Data excerpts:
[Start of section]

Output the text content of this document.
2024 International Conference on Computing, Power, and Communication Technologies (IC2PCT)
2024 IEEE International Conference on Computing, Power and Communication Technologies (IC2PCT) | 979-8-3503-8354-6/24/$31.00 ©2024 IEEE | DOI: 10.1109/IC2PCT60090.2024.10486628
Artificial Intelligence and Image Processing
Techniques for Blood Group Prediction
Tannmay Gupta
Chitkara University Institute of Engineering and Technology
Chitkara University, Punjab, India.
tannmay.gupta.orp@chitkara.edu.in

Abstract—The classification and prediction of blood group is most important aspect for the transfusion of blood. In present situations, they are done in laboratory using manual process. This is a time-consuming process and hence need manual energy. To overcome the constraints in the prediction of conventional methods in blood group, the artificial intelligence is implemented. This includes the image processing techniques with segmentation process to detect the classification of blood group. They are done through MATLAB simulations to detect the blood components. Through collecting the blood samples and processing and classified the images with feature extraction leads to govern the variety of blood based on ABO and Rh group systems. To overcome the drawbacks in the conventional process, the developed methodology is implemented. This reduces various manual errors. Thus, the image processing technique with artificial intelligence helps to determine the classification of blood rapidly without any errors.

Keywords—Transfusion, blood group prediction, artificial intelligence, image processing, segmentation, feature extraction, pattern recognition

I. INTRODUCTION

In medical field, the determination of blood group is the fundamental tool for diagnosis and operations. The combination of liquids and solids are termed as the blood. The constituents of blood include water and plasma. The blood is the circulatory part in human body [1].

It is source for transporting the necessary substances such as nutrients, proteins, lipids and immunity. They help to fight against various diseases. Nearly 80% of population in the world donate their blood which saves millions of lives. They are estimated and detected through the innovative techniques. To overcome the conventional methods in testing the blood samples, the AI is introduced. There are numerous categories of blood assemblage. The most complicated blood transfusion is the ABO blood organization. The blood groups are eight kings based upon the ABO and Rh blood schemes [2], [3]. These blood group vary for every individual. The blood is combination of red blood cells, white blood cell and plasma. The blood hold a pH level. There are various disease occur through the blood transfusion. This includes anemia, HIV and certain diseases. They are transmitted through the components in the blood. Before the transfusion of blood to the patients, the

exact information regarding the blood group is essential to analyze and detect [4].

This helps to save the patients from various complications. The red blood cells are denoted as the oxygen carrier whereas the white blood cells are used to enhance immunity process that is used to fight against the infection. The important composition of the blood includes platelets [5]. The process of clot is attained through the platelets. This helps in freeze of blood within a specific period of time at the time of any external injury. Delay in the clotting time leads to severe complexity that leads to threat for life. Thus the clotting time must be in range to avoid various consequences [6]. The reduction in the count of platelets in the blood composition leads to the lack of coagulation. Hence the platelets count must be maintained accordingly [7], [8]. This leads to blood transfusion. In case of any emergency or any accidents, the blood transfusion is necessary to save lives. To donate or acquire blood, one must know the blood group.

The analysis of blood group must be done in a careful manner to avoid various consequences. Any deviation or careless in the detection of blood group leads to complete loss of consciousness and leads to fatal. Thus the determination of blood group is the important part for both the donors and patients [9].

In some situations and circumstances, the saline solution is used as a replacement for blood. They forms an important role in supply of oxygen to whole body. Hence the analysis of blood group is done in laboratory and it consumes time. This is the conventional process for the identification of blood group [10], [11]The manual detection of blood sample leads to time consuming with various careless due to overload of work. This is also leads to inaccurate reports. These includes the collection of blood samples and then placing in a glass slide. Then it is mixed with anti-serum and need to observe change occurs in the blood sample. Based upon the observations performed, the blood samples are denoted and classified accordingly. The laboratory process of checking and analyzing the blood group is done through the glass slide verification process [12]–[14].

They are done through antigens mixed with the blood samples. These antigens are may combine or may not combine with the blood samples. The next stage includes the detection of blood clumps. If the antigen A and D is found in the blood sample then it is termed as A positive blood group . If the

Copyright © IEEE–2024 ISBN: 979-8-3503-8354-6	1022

[End of section]

What is required: All of the lines above must be returned exactly.

Output:
Output the text content of this document.
2024 International Conference on Computing, Power, and Communication Technologies (IC2PCT)
2024 IEEE International Conference on Computing, Power and Communication Technologies (IC2PCT) | 979-8-3503-8354-6/24/$31.00 ©2024 IEEE | DOI: 10.1109/IC2PCT60090.2024.10486628
Artificial Intelligence and Image Processing
Techniques for Blood Group Prediction
Tannmay Gupta
Chitkara University Institute of Engineering and Technology
Chitkara University, Punjab, India.
tannmay.gupta.orp@chitkara.edu.in

Abstract—The classification and prediction of blood group is most important aspect for the transfusion of blood. In present situations, they are done in laboratory using manual process. This is a time-consuming process and hence need manual energy. To overcome the constraints in the prediction of conventional methods in blood group, the artificial intelligence is implemented. This includes the image processing techniques with segmentation process to detect the classification of blood group. They are done through MATLAB simulations to detect the blood components. Through collecting the blood samples and processing and classified the images with feature extraction leads to govern the variety of blood based on ABO and Rh group systems. To overcome the drawbacks in the conventional process, the developed methodology is implemented. This reduces various manual errors. Thus, the image processing technique with artificial intelligence helps to determine the classification of blood rapidly without any errors.

Keywords—Transfusion, blood group prediction, artificial intelligence, image processing, segmentation, feature extraction, pattern recognition

I. INTRODUCTION

In medical field, the determination of blood group is the fundamental tool for diagnosis and operations. The combination of liquids and solids are termed as the blood. The constituents of blood include water and plasma. The blood is the circulatory part in human body [1].

It is source for transporting the necessary substances such as nutrients, proteins, lipids and immunity. They help to fight against various diseases. Nearly 80% of population in the world donate their blood which saves millions of lives. They are estimated and detected through the innovative techniques. To overcome the conventional methods in testing the blood samples, the AI is introduced. There are numerous categories of blood assemblage. The most complicated blood transfusion is the ABO blood organization. The blood groups are eight kings based upon the ABO and Rh blood schemes [2], [3]. These blood group vary for every individual. The blood is combination of red blood cells, white blood cell and plasma. The blood hold a pH level. There are various disease occur through the blood transfusion. This includes anemia, HIV and certain diseases. They are transmitted through the components in the blood. Before the transfusion of blood to the patients, the

exact information regarding the blood group is essential to analyze and detect [4].

This helps to save the patients from various complications. The red blood cells are denoted as the oxygen carrier whereas the white blood cells are used to enhance immunity process that is used to fight against the infection. The important composition of the blood includes platelets [5]. The process of clot is attained through the platelets. This helps in freeze of blood within a specific period of time at the time of any external injury. Delay in the clotting time leads to severe complexity that leads to threat for life. Thus the clotting time must be in range to avoid various consequences [6]. The reduction in the count of platelets in the blood composition leads to the lack of coagulation. Hence the platelets count must be maintained accordingly [7], [8]. This leads to blood transfusion. In case of any emergency or any accidents, the blood transfusion is necessary to save lives. To donate or acquire blood, one must know the blood group.

The analysis of blood group must be done in a careful manner to avoid various consequences. Any deviation or careless in the detection of blood group leads to complete loss of consciousness and leads to fatal. Thus the determination of blood group is the important part for both the donors and patients [9].

In some situations and circumstances, the saline solution is used as a replacement for blood. They forms an important role in supply of oxygen to whole body. Hence the analysis of blood group is done in laboratory and it consumes time. This is the conventional process for the identification of blood group [10], [11]The manual detection of blood sample leads to time consuming with various careless due to overload of work. This is also leads to inaccurate reports. These includes the collection of blood samples and then placing in a glass slide. Then it is mixed with anti-serum and need to observe change occurs in the blood sample. Based upon the observations performed, the blood samples are denoted and classified accordingly. The laboratory process of checking and analyzing the blood group is done through the glass slide verification process [12]–[14].

They are done through antigens mixed with the blood samples. These antigens are may combine or may not combine with the blood samples. The next stage includes the detection of blood clumps. If the antigen A and D is found in the blood sample then it is termed as A positive blood group . If the

Copyright © IEEE–2024 ISBN: 979-8-3503-8354-6	1022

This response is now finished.